Task input:
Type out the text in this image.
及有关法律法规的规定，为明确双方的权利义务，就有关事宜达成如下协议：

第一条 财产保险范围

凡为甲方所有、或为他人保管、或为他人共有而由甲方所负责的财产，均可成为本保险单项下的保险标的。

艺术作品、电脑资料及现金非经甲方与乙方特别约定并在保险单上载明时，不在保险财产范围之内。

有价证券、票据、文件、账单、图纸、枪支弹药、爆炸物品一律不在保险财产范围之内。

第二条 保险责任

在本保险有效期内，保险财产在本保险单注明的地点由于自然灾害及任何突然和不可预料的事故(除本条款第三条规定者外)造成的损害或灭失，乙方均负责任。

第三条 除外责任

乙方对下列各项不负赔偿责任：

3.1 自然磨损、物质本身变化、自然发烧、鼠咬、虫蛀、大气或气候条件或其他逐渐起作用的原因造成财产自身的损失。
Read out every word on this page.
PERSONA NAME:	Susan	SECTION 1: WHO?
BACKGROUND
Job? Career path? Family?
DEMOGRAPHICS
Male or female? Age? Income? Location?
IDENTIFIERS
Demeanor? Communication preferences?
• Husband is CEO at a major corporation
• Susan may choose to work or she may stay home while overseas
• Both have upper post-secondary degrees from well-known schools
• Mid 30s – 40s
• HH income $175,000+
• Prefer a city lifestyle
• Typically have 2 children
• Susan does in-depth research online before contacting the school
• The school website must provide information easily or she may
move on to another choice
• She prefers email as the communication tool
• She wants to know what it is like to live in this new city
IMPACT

What to do:
Reproduce each entry word for word.

Response:
Type out the text in this image.
及有关法律法规的规定，为明确双方的权利义务，就有关事宜达成如下协议：

第一条 财产保险范围

凡为甲方所有、或为他人保管、或为他人共有而由甲方所负责的财产，均可成为本保险单项下的保险标的。

艺术作品、电脑资料及现金非经甲方与乙方特别约定并在保险单上载明时，不在保险财产范围之内。

有价证券、票据、文件、账单、图纸、枪支弹药、爆炸物品一律不在保险财产范围之内。

第二条 保险责任

在本保险有效期内，保险财产在本保险单注明的地点由于自然灾害及任何突然和不可预料的事故(除本条款第三条规定者外)造成的损害或灭失，乙方均负责任。

第三条 除外责任

乙方对下列各项不负赔偿责任：

3.1 自然磨损、物质本身变化、自然发烧、鼠咬、虫蛀、大气或气候条件或其他逐渐起作用的原因造成财产自身的损失。
Read out every word on this page.
PERSONA NAME:	Susan	SECTION 1: WHO?
BACKGROUND
Job? Career path? Family?
DEMOGRAPHICS
Male or female? Age? Income? Location?
IDENTIFIERS
Demeanor? Communication preferences?
• Husband is CEO at a major corporation
• Susan may choose to work or she may stay home while overseas
• Both have upper post-secondary degrees from well-known schools
• Mid 30s – 40s
• HH income $175,000+
• Prefer a city lifestyle
• Typically have 2 children
• Susan does in-depth research online before contacting the school
• The school website must provide information easily or she may
move on to another choice
• She prefers email as the communication tool
• She wants to know what it is like to live in this new city
IMPACT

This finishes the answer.